Task: Output the material beneath this task exactly, images excluded.

Figure contents as structured data:
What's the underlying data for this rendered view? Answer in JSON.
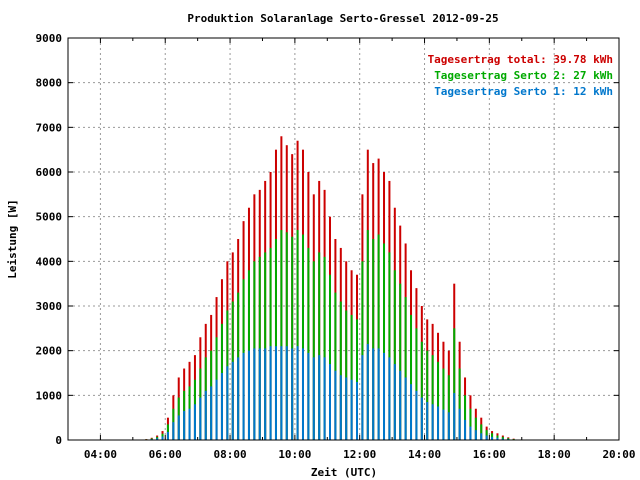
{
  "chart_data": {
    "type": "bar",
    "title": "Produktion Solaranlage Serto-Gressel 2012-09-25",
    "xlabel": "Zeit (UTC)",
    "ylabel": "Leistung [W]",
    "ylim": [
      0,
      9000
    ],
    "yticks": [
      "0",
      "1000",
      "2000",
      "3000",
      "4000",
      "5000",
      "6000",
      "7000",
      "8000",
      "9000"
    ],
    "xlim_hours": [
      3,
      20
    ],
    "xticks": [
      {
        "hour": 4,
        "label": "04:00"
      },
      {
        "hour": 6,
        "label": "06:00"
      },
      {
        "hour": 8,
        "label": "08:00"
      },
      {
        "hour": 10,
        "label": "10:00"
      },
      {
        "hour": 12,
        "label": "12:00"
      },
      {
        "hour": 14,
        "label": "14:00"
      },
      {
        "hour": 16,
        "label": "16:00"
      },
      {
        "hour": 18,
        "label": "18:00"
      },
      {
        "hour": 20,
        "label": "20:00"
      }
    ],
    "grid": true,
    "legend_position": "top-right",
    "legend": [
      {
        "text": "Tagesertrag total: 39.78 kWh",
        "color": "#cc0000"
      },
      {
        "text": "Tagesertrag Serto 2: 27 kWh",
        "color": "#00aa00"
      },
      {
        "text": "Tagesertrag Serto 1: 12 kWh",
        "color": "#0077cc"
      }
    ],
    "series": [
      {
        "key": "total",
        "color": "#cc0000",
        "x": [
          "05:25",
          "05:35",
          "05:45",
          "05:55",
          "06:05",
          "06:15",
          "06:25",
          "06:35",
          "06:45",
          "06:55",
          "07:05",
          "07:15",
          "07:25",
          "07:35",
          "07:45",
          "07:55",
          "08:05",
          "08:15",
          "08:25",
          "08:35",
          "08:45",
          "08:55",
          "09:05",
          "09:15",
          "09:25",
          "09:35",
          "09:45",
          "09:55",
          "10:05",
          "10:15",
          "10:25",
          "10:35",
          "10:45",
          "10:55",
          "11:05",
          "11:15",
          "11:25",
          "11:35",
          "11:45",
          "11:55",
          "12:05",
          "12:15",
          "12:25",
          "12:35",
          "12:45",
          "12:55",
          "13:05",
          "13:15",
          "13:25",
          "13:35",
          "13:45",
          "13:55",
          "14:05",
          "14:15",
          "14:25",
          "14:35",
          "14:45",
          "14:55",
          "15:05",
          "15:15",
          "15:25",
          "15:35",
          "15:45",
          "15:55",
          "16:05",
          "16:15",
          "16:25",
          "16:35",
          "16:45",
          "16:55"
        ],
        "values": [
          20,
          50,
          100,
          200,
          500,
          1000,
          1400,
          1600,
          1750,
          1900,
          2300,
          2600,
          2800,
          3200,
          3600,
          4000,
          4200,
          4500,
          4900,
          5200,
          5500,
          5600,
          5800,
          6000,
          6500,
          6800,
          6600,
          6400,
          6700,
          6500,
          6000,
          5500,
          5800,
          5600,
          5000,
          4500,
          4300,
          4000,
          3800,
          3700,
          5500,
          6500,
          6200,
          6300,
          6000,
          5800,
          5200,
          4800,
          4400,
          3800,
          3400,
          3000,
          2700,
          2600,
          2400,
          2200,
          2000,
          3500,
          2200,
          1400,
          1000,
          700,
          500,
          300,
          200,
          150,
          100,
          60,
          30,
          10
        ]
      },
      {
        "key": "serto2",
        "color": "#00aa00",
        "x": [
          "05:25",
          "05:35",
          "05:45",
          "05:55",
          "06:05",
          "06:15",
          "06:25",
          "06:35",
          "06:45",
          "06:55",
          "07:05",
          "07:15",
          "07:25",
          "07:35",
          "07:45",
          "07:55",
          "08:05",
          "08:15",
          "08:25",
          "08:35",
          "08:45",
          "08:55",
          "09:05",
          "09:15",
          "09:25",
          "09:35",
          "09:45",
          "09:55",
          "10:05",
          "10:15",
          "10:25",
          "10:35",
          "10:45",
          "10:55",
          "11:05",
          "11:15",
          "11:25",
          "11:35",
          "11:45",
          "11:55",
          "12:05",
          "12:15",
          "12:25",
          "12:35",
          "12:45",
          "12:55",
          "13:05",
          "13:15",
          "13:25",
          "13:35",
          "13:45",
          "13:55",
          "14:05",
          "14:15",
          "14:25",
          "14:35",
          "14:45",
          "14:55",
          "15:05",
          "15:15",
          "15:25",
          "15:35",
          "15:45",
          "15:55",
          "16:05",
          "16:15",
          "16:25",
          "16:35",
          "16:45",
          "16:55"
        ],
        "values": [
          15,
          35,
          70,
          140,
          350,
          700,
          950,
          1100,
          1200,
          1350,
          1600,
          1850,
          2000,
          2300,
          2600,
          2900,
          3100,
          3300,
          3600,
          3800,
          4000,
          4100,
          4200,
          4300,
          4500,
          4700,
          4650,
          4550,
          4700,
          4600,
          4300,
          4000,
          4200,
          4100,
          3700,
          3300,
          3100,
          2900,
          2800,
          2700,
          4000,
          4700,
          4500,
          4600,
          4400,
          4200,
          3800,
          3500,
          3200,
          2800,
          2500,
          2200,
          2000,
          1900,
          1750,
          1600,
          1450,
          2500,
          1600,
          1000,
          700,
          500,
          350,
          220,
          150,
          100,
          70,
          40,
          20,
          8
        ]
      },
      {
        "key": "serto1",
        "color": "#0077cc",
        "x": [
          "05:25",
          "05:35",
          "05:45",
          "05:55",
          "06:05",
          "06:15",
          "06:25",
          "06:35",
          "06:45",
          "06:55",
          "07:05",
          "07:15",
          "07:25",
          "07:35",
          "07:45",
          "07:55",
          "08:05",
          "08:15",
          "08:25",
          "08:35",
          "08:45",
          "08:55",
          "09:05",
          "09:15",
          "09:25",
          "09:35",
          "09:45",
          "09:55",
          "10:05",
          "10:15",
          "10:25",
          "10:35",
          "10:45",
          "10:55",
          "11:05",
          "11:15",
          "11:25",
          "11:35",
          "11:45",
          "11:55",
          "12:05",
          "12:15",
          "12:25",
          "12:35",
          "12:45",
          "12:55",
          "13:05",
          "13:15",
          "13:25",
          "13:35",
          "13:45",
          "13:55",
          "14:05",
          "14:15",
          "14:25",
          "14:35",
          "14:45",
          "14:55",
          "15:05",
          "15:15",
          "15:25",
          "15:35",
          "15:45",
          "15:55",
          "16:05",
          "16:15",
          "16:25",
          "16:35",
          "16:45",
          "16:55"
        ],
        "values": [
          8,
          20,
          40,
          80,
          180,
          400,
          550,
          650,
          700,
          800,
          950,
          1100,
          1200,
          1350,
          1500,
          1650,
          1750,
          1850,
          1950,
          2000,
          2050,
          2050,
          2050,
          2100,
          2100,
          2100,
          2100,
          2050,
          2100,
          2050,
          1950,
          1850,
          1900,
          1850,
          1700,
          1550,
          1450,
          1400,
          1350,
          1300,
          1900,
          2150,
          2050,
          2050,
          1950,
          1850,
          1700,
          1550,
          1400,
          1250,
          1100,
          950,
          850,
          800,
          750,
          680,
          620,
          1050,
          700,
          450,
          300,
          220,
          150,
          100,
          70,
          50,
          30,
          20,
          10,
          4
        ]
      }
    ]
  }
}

Worked answer:
What's the underlying data for this rendered view? Answer in JSON.
{
  "chart_data": {
    "type": "bar",
    "title": "Produktion Solaranlage Serto-Gressel 2012-09-25",
    "xlabel": "Zeit (UTC)",
    "ylabel": "Leistung [W]",
    "ylim": [
      0,
      9000
    ],
    "yticks": [
      "0",
      "1000",
      "2000",
      "3000",
      "4000",
      "5000",
      "6000",
      "7000",
      "8000",
      "9000"
    ],
    "xlim_hours": [
      3,
      20
    ],
    "xticks": [
      {
        "hour": 4,
        "label": "04:00"
      },
      {
        "hour": 6,
        "label": "06:00"
      },
      {
        "hour": 8,
        "label": "08:00"
      },
      {
        "hour": 10,
        "label": "10:00"
      },
      {
        "hour": 12,
        "label": "12:00"
      },
      {
        "hour": 14,
        "label": "14:00"
      },
      {
        "hour": 16,
        "label": "16:00"
      },
      {
        "hour": 18,
        "label": "18:00"
      },
      {
        "hour": 20,
        "label": "20:00"
      }
    ],
    "grid": true,
    "legend_position": "top-right",
    "legend": [
      {
        "text": "Tagesertrag total: 39.78 kWh",
        "color": "#cc0000"
      },
      {
        "text": "Tagesertrag Serto 2: 27 kWh",
        "color": "#00aa00"
      },
      {
        "text": "Tagesertrag Serto 1: 12 kWh",
        "color": "#0077cc"
      }
    ],
    "series": [
      {
        "key": "total",
        "color": "#cc0000",
        "x": [
          "05:25",
          "05:35",
          "05:45",
          "05:55",
          "06:05",
          "06:15",
          "06:25",
          "06:35",
          "06:45",
          "06:55",
          "07:05",
          "07:15",
          "07:25",
          "07:35",
          "07:45",
          "07:55",
          "08:05",
          "08:15",
          "08:25",
          "08:35",
          "08:45",
          "08:55",
          "09:05",
          "09:15",
          "09:25",
          "09:35",
          "09:45",
          "09:55",
          "10:05",
          "10:15",
          "10:25",
          "10:35",
          "10:45",
          "10:55",
          "11:05",
          "11:15",
          "11:25",
          "11:35",
          "11:45",
          "11:55",
          "12:05",
          "12:15",
          "12:25",
          "12:35",
          "12:45",
          "12:55",
          "13:05",
          "13:15",
          "13:25",
          "13:35",
          "13:45",
          "13:55",
          "14:05",
          "14:15",
          "14:25",
          "14:35",
          "14:45",
          "14:55",
          "15:05",
          "15:15",
          "15:25",
          "15:35",
          "15:45",
          "15:55",
          "16:05",
          "16:15",
          "16:25",
          "16:35",
          "16:45",
          "16:55"
        ],
        "values": [
          20,
          50,
          100,
          200,
          500,
          1000,
          1400,
          1600,
          1750,
          1900,
          2300,
          2600,
          2800,
          3200,
          3600,
          4000,
          4200,
          4500,
          4900,
          5200,
          5500,
          5600,
          5800,
          6000,
          6500,
          6800,
          6600,
          6400,
          6700,
          6500,
          6000,
          5500,
          5800,
          5600,
          5000,
          4500,
          4300,
          4000,
          3800,
          3700,
          5500,
          6500,
          6200,
          6300,
          6000,
          5800,
          5200,
          4800,
          4400,
          3800,
          3400,
          3000,
          2700,
          2600,
          2400,
          2200,
          2000,
          3500,
          2200,
          1400,
          1000,
          700,
          500,
          300,
          200,
          150,
          100,
          60,
          30,
          10
        ]
      },
      {
        "key": "serto2",
        "color": "#00aa00",
        "x": [
          "05:25",
          "05:35",
          "05:45",
          "05:55",
          "06:05",
          "06:15",
          "06:25",
          "06:35",
          "06:45",
          "06:55",
          "07:05",
          "07:15",
          "07:25",
          "07:35",
          "07:45",
          "07:55",
          "08:05",
          "08:15",
          "08:25",
          "08:35",
          "08:45",
          "08:55",
          "09:05",
          "09:15",
          "09:25",
          "09:35",
          "09:45",
          "09:55",
          "10:05",
          "10:15",
          "10:25",
          "10:35",
          "10:45",
          "10:55",
          "11:05",
          "11:15",
          "11:25",
          "11:35",
          "11:45",
          "11:55",
          "12:05",
          "12:15",
          "12:25",
          "12:35",
          "12:45",
          "12:55",
          "13:05",
          "13:15",
          "13:25",
          "13:35",
          "13:45",
          "13:55",
          "14:05",
          "14:15",
          "14:25",
          "14:35",
          "14:45",
          "14:55",
          "15:05",
          "15:15",
          "15:25",
          "15:35",
          "15:45",
          "15:55",
          "16:05",
          "16:15",
          "16:25",
          "16:35",
          "16:45",
          "16:55"
        ],
        "values": [
          15,
          35,
          70,
          140,
          350,
          700,
          950,
          1100,
          1200,
          1350,
          1600,
          1850,
          2000,
          2300,
          2600,
          2900,
          3100,
          3300,
          3600,
          3800,
          4000,
          4100,
          4200,
          4300,
          4500,
          4700,
          4650,
          4550,
          4700,
          4600,
          4300,
          4000,
          4200,
          4100,
          3700,
          3300,
          3100,
          2900,
          2800,
          2700,
          4000,
          4700,
          4500,
          4600,
          4400,
          4200,
          3800,
          3500,
          3200,
          2800,
          2500,
          2200,
          2000,
          1900,
          1750,
          1600,
          1450,
          2500,
          1600,
          1000,
          700,
          500,
          350,
          220,
          150,
          100,
          70,
          40,
          20,
          8
        ]
      },
      {
        "key": "serto1",
        "color": "#0077cc",
        "x": [
          "05:25",
          "05:35",
          "05:45",
          "05:55",
          "06:05",
          "06:15",
          "06:25",
          "06:35",
          "06:45",
          "06:55",
          "07:05",
          "07:15",
          "07:25",
          "07:35",
          "07:45",
          "07:55",
          "08:05",
          "08:15",
          "08:25",
          "08:35",
          "08:45",
          "08:55",
          "09:05",
          "09:15",
          "09:25",
          "09:35",
          "09:45",
          "09:55",
          "10:05",
          "10:15",
          "10:25",
          "10:35",
          "10:45",
          "10:55",
          "11:05",
          "11:15",
          "11:25",
          "11:35",
          "11:45",
          "11:55",
          "12:05",
          "12:15",
          "12:25",
          "12:35",
          "12:45",
          "12:55",
          "13:05",
          "13:15",
          "13:25",
          "13:35",
          "13:45",
          "13:55",
          "14:05",
          "14:15",
          "14:25",
          "14:35",
          "14:45",
          "14:55",
          "15:05",
          "15:15",
          "15:25",
          "15:35",
          "15:45",
          "15:55",
          "16:05",
          "16:15",
          "16:25",
          "16:35",
          "16:45",
          "16:55"
        ],
        "values": [
          8,
          20,
          40,
          80,
          180,
          400,
          550,
          650,
          700,
          800,
          950,
          1100,
          1200,
          1350,
          1500,
          1650,
          1750,
          1850,
          1950,
          2000,
          2050,
          2050,
          2050,
          2100,
          2100,
          2100,
          2100,
          2050,
          2100,
          2050,
          1950,
          1850,
          1900,
          1850,
          1700,
          1550,
          1450,
          1400,
          1350,
          1300,
          1900,
          2150,
          2050,
          2050,
          1950,
          1850,
          1700,
          1550,
          1400,
          1250,
          1100,
          950,
          850,
          800,
          750,
          680,
          620,
          1050,
          700,
          450,
          300,
          220,
          150,
          100,
          70,
          50,
          30,
          20,
          10,
          4
        ]
      }
    ]
  }
}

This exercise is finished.